* What to work on *
From the line that contains "Extract all readable text from this page." through the closing line of the entries, write out each line exactly; pictures stay out.
··· Information given
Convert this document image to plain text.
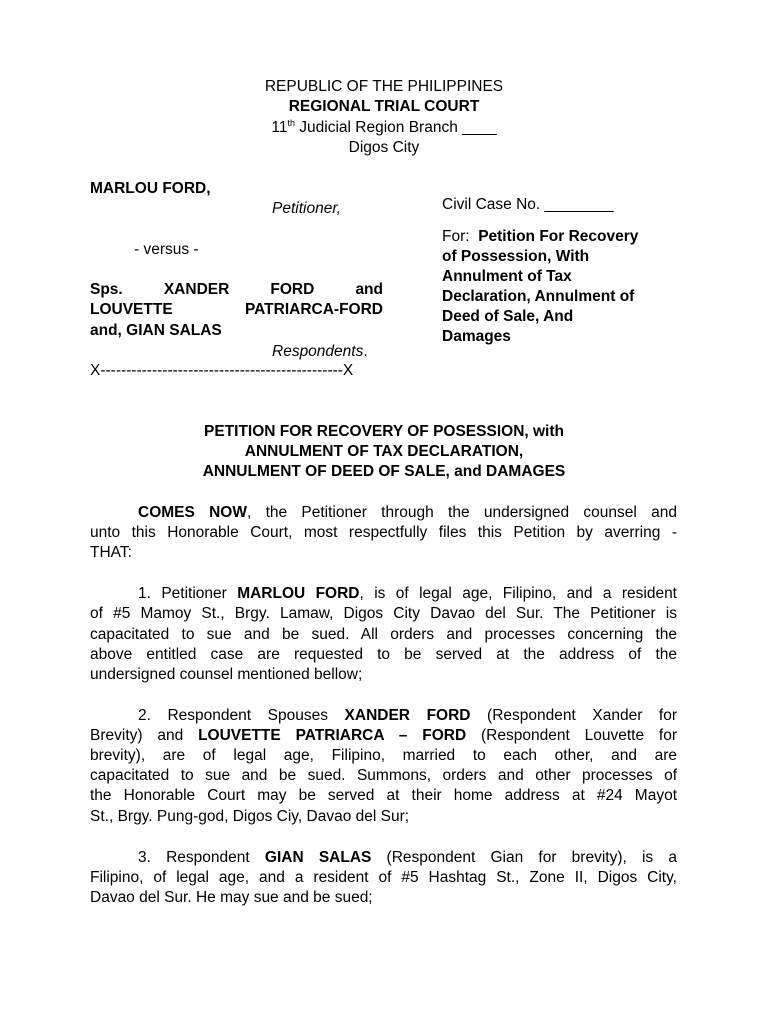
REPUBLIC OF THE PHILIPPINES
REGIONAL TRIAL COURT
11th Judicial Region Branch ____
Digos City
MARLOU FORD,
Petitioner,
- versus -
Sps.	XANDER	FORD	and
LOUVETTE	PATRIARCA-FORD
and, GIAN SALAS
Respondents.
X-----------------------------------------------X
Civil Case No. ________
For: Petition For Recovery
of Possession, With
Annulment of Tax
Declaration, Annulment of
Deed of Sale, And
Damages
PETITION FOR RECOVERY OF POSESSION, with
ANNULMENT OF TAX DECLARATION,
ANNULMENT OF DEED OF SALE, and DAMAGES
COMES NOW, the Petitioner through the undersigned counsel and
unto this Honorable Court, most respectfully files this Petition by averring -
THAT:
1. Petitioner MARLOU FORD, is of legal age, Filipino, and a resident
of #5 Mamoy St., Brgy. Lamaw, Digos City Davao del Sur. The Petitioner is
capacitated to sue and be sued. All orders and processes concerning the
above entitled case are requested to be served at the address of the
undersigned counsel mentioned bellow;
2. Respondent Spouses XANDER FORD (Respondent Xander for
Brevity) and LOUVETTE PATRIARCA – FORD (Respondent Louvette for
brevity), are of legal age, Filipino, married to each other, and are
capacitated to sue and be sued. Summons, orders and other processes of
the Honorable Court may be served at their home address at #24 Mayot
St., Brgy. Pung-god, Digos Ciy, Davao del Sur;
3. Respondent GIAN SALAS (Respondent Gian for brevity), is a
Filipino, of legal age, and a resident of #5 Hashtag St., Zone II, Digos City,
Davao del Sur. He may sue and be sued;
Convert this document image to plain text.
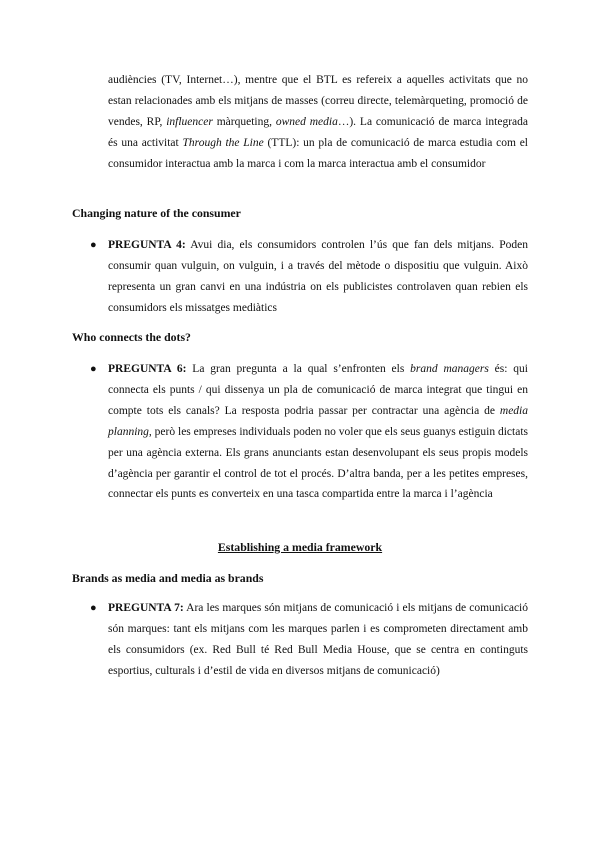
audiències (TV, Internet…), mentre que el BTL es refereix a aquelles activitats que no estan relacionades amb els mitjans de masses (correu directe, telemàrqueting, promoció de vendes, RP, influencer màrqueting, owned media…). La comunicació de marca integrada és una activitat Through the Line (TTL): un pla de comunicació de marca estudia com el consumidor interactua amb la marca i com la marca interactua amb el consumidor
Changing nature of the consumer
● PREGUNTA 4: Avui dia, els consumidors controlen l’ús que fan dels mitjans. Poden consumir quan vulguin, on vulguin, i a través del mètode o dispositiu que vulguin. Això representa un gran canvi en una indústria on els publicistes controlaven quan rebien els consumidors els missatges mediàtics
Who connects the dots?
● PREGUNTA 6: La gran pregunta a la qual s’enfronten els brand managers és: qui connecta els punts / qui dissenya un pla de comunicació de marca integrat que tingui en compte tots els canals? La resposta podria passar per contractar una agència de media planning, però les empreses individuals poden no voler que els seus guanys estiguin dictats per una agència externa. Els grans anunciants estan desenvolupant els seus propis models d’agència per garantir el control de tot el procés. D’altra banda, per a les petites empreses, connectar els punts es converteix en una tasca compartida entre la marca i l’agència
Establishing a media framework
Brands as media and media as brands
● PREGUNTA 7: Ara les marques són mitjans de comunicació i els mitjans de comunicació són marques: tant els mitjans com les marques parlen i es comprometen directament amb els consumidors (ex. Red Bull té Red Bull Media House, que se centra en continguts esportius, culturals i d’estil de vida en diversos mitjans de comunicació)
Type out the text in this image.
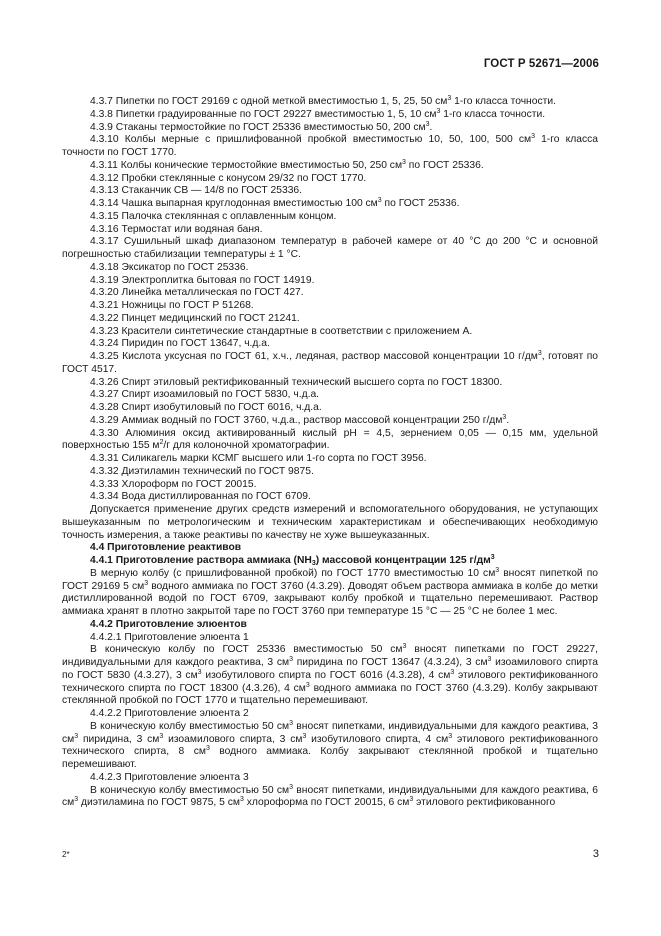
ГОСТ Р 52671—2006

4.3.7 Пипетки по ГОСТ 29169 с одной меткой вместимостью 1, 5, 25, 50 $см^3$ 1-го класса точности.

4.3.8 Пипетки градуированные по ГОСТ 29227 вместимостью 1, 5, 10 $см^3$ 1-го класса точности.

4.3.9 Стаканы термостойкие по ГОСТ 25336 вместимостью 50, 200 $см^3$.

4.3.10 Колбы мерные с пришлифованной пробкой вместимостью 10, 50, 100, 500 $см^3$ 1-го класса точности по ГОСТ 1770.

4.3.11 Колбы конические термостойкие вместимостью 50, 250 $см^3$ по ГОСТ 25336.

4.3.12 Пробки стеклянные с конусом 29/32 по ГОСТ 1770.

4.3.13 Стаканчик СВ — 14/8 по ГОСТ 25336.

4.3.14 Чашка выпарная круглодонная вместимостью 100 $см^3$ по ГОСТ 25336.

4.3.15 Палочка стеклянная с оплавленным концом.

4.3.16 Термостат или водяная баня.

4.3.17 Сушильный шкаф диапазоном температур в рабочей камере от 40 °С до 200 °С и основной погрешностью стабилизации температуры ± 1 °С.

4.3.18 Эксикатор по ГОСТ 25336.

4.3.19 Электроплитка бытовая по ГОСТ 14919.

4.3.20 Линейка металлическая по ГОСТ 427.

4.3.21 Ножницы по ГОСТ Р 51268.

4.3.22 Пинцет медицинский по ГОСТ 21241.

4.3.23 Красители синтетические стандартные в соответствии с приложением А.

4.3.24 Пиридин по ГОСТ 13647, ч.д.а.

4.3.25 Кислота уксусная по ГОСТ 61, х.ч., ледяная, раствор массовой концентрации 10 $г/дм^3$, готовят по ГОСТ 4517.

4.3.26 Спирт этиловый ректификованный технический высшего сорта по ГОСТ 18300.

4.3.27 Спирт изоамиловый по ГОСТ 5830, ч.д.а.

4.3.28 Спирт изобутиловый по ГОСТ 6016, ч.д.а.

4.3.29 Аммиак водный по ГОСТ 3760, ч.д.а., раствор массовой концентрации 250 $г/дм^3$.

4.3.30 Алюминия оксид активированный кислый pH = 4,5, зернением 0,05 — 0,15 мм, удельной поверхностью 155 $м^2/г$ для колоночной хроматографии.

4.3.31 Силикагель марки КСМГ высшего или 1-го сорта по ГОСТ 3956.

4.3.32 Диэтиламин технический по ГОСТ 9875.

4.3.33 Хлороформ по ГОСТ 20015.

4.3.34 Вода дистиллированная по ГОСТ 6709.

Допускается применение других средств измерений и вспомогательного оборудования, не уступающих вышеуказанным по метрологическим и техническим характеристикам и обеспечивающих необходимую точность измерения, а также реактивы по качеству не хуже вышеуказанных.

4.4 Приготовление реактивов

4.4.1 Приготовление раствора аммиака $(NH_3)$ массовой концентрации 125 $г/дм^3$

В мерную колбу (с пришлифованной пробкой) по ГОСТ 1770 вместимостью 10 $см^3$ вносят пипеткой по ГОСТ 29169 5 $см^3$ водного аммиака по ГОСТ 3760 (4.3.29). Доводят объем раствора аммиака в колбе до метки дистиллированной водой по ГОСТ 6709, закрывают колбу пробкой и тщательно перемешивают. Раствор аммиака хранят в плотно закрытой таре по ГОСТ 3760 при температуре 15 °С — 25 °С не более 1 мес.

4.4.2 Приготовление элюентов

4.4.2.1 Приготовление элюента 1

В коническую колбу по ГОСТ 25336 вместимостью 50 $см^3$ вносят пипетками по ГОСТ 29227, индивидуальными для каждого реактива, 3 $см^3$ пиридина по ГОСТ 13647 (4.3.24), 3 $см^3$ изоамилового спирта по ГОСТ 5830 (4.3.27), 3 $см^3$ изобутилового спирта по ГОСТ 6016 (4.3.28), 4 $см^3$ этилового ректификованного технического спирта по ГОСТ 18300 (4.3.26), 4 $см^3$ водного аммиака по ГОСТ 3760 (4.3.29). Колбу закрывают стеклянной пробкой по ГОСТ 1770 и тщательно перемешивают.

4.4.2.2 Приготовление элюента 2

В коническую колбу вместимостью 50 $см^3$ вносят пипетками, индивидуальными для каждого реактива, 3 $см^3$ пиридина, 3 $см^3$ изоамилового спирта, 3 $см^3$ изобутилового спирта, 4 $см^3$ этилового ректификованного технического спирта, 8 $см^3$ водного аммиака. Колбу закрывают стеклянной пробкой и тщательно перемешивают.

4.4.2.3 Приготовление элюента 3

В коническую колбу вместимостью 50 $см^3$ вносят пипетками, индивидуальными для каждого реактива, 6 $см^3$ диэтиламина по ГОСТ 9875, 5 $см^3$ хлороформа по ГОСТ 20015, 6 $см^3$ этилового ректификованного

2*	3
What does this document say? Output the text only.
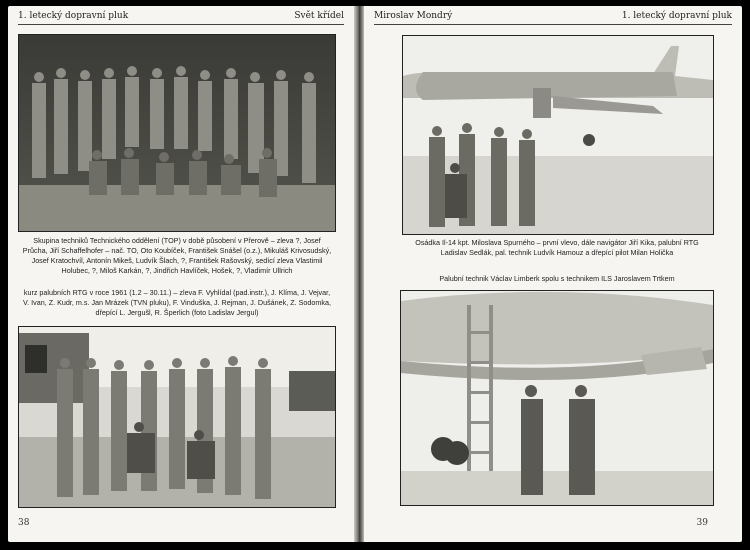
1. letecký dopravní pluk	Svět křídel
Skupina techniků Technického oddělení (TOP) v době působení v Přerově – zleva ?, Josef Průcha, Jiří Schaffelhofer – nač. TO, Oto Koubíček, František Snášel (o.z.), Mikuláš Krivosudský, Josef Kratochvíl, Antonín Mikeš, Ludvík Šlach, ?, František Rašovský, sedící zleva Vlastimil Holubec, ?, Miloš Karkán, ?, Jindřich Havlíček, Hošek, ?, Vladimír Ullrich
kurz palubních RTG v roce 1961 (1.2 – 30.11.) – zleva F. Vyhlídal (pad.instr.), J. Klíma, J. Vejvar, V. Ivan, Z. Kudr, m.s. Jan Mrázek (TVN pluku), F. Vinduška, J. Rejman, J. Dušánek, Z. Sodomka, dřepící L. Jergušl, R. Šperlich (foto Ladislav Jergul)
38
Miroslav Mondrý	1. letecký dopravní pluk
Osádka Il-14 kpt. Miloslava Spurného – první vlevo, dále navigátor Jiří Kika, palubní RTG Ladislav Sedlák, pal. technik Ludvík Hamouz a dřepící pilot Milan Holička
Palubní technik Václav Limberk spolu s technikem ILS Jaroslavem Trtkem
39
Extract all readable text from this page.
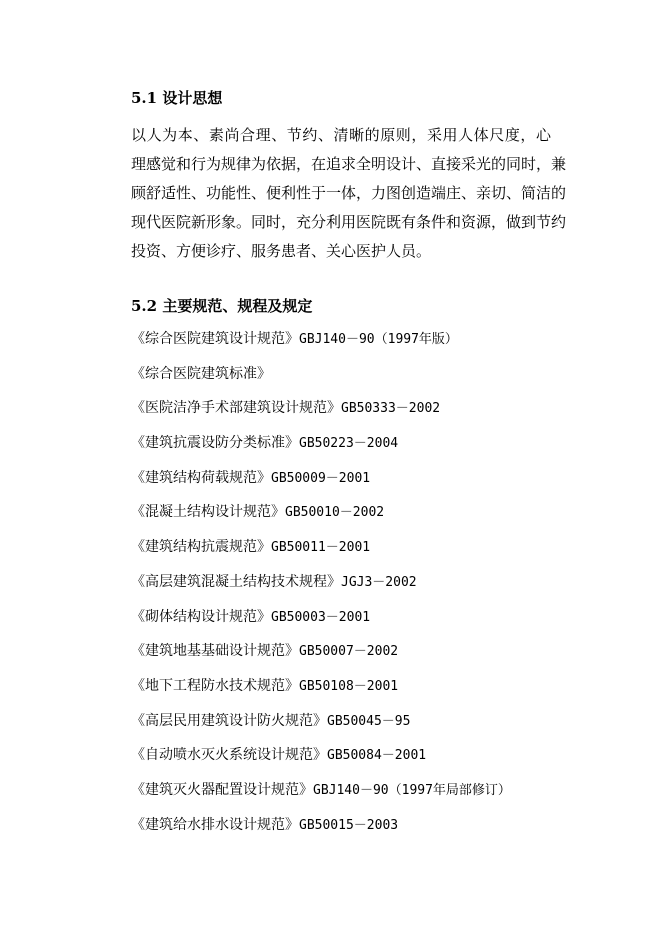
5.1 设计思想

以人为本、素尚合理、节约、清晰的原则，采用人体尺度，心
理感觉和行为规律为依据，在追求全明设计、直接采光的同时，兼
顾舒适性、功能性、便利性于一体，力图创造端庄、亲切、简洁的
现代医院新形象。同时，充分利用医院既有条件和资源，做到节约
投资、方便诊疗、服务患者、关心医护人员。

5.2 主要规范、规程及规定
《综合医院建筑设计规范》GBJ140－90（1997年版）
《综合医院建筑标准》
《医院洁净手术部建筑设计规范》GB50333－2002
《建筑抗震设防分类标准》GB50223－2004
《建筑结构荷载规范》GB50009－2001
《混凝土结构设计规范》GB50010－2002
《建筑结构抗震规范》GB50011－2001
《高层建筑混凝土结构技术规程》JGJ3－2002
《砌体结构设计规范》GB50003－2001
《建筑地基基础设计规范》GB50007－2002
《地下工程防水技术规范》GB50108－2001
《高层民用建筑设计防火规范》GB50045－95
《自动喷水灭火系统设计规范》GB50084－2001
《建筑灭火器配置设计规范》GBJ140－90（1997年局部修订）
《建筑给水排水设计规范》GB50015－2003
······
* Written reply *
Extract all readable text from this page.
5.1 设计思想

以人为本、素尚合理、节约、清晰的原则，采用人体尺度，心
理感觉和行为规律为依据，在追求全明设计、直接采光的同时，兼
顾舒适性、功能性、便利性于一体，力图创造端庄、亲切、简洁的
现代医院新形象。同时，充分利用医院既有条件和资源，做到节约
投资、方便诊疗、服务患者、关心医护人员。

5.2 主要规范、规程及规定
《综合医院建筑设计规范》GBJ140－90（1997年版）
《综合医院建筑标准》
《医院洁净手术部建筑设计规范》GB50333－2002
《建筑抗震设防分类标准》GB50223－2004
《建筑结构荷载规范》GB50009－2001
《混凝土结构设计规范》GB50010－2002
《建筑结构抗震规范》GB50011－2001
《高层建筑混凝土结构技术规程》JGJ3－2002
《砌体结构设计规范》GB50003－2001
《建筑地基基础设计规范》GB50007－2002
《地下工程防水技术规范》GB50108－2001
《高层民用建筑设计防火规范》GB50045－95
《自动喷水灭火系统设计规范》GB50084－2001
《建筑灭火器配置设计规范》GBJ140－90（1997年局部修订）
《建筑给水排水设计规范》GB50015－2003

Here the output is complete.